Given task:
Restate each of the lines given below, word for word.

Dataset rows:

+ + + + +

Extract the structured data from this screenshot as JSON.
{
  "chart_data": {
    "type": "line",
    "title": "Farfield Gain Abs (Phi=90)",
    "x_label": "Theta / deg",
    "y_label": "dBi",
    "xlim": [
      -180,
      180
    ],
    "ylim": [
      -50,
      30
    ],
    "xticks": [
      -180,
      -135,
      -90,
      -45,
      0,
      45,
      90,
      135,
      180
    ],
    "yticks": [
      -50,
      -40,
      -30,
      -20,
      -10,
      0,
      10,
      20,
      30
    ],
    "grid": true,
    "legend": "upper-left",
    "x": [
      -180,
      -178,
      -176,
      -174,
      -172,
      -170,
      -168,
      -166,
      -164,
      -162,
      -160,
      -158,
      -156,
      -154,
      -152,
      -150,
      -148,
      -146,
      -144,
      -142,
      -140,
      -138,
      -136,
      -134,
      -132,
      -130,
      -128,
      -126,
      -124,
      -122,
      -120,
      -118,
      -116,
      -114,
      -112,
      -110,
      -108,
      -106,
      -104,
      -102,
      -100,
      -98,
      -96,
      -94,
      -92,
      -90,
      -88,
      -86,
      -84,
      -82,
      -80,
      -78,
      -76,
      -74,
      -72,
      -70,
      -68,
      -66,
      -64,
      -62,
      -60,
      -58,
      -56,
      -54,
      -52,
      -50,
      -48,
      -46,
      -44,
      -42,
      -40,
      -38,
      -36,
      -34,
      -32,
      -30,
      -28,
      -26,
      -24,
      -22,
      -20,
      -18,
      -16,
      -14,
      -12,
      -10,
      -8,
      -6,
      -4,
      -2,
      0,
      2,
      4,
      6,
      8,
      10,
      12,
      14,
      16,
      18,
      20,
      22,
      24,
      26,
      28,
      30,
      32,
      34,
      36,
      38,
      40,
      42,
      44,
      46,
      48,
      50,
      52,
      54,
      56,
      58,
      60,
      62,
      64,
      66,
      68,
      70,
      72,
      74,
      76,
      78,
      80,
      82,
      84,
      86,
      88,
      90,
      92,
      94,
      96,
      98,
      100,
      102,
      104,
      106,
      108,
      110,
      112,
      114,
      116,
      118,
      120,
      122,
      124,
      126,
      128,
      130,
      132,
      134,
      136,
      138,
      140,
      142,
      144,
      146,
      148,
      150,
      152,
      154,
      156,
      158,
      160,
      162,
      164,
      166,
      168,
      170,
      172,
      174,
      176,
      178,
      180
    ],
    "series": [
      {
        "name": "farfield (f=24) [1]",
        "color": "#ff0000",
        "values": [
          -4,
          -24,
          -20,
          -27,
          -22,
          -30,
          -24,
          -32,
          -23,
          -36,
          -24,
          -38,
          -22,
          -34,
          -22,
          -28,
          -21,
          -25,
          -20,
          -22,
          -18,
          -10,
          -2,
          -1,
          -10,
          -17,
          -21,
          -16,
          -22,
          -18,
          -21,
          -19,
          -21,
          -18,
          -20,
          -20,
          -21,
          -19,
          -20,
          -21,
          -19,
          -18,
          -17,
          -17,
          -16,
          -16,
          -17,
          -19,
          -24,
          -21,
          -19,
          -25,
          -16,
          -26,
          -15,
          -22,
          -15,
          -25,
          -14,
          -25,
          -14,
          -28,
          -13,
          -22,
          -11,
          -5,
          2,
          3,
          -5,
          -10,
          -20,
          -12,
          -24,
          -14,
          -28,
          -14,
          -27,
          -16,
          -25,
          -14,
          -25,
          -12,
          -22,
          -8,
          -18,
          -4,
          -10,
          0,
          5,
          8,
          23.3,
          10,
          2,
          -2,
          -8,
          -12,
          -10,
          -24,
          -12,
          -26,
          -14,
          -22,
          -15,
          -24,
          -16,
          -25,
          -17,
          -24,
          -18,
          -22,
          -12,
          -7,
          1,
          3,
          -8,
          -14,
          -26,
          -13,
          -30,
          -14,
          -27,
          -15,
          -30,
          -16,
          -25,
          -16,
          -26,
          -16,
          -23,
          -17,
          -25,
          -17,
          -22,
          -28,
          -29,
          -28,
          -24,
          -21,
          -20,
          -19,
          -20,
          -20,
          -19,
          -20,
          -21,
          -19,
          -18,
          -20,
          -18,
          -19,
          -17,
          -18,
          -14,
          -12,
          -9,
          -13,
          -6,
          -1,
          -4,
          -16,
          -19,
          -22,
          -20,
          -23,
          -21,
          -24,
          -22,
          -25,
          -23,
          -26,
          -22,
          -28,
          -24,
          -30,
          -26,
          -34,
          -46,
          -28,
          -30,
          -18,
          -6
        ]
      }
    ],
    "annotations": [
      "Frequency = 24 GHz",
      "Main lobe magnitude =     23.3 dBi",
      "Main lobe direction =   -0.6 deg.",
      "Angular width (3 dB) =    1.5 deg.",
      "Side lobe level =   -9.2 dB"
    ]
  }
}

+ + + + +

Answer:
Extract the structured data from this screenshot as JSON.
{
  "chart_data": {
    "type": "line",
    "title": "Farfield Gain Abs (Phi=90)",
    "x_label": "Theta / deg",
    "y_label": "dBi",
    "xlim": [
      -180,
      180
    ],
    "ylim": [
      -50,
      30
    ],
    "xticks": [
      -180,
      -135,
      -90,
      -45,
      0,
      45,
      90,
      135,
      180
    ],
    "yticks": [
      -50,
      -40,
      -30,
      -20,
      -10,
      0,
      10,
      20,
      30
    ],
    "grid": true,
    "legend": "upper-left",
    "x": [
      -180,
      -178,
      -176,
      -174,
      -172,
      -170,
      -168,
      -166,
      -164,
      -162,
      -160,
      -158,
      -156,
      -154,
      -152,
      -150,
      -148,
      -146,
      -144,
      -142,
      -140,
      -138,
      -136,
      -134,
      -132,
      -130,
      -128,
      -126,
      -124,
      -122,
      -120,
      -118,
      -116,
      -114,
      -112,
      -110,
      -108,
      -106,
      -104,
      -102,
      -100,
      -98,
      -96,
      -94,
      -92,
      -90,
      -88,
      -86,
      -84,
      -82,
      -80,
      -78,
      -76,
      -74,
      -72,
      -70,
      -68,
      -66,
      -64,
      -62,
      -60,
      -58,
      -56,
      -54,
      -52,
      -50,
      -48,
      -46,
      -44,
      -42,
      -40,
      -38,
      -36,
      -34,
      -32,
      -30,
      -28,
      -26,
      -24,
      -22,
      -20,
      -18,
      -16,
      -14,
      -12,
      -10,
      -8,
      -6,
      -4,
      -2,
      0,
      2,
      4,
      6,
      8,
      10,
      12,
      14,
      16,
      18,
      20,
      22,
      24,
      26,
      28,
      30,
      32,
      34,
      36,
      38,
      40,
      42,
      44,
      46,
      48,
      50,
      52,
      54,
      56,
      58,
      60,
      62,
      64,
      66,
      68,
      70,
      72,
      74,
      76,
      78,
      80,
      82,
      84,
      86,
      88,
      90,
      92,
      94,
      96,
      98,
      100,
      102,
      104,
      106,
      108,
      110,
      112,
      114,
      116,
      118,
      120,
      122,
      124,
      126,
      128,
      130,
      132,
      134,
      136,
      138,
      140,
      142,
      144,
      146,
      148,
      150,
      152,
      154,
      156,
      158,
      160,
      162,
      164,
      166,
      168,
      170,
      172,
      174,
      176,
      178,
      180
    ],
    "series": [
      {
        "name": "farfield (f=24) [1]",
        "color": "#ff0000",
        "values": [
          -4,
          -24,
          -20,
          -27,
          -22,
          -30,
          -24,
          -32,
          -23,
          -36,
          -24,
          -38,
          -22,
          -34,
          -22,
          -28,
          -21,
          -25,
          -20,
          -22,
          -18,
          -10,
          -2,
          -1,
          -10,
          -17,
          -21,
          -16,
          -22,
          -18,
          -21,
          -19,
          -21,
          -18,
          -20,
          -20,
          -21,
          -19,
          -20,
          -21,
          -19,
          -18,
          -17,
          -17,
          -16,
          -16,
          -17,
          -19,
          -24,
          -21,
          -19,
          -25,
          -16,
          -26,
          -15,
          -22,
          -15,
          -25,
          -14,
          -25,
          -14,
          -28,
          -13,
          -22,
          -11,
          -5,
          2,
          3,
          -5,
          -10,
          -20,
          -12,
          -24,
          -14,
          -28,
          -14,
          -27,
          -16,
          -25,
          -14,
          -25,
          -12,
          -22,
          -8,
          -18,
          -4,
          -10,
          0,
          5,
          8,
          23.3,
          10,
          2,
          -2,
          -8,
          -12,
          -10,
          -24,
          -12,
          -26,
          -14,
          -22,
          -15,
          -24,
          -16,
          -25,
          -17,
          -24,
          -18,
          -22,
          -12,
          -7,
          1,
          3,
          -8,
          -14,
          -26,
          -13,
          -30,
          -14,
          -27,
          -15,
          -30,
          -16,
          -25,
          -16,
          -26,
          -16,
          -23,
          -17,
          -25,
          -17,
          -22,
          -28,
          -29,
          -28,
          -24,
          -21,
          -20,
          -19,
          -20,
          -20,
          -19,
          -20,
          -21,
          -19,
          -18,
          -20,
          -18,
          -19,
          -17,
          -18,
          -14,
          -12,
          -9,
          -13,
          -6,
          -1,
          -4,
          -16,
          -19,
          -22,
          -20,
          -23,
          -21,
          -24,
          -22,
          -25,
          -23,
          -26,
          -22,
          -28,
          -24,
          -30,
          -26,
          -34,
          -46,
          -28,
          -30,
          -18,
          -6
        ]
      }
    ],
    "annotations": [
      "Frequency = 24 GHz",
      "Main lobe magnitude =     23.3 dBi",
      "Main lobe direction =   -0.6 deg.",
      "Angular width (3 dB) =    1.5 deg.",
      "Side lobe level =   -9.2 dB"
    ]
  }
}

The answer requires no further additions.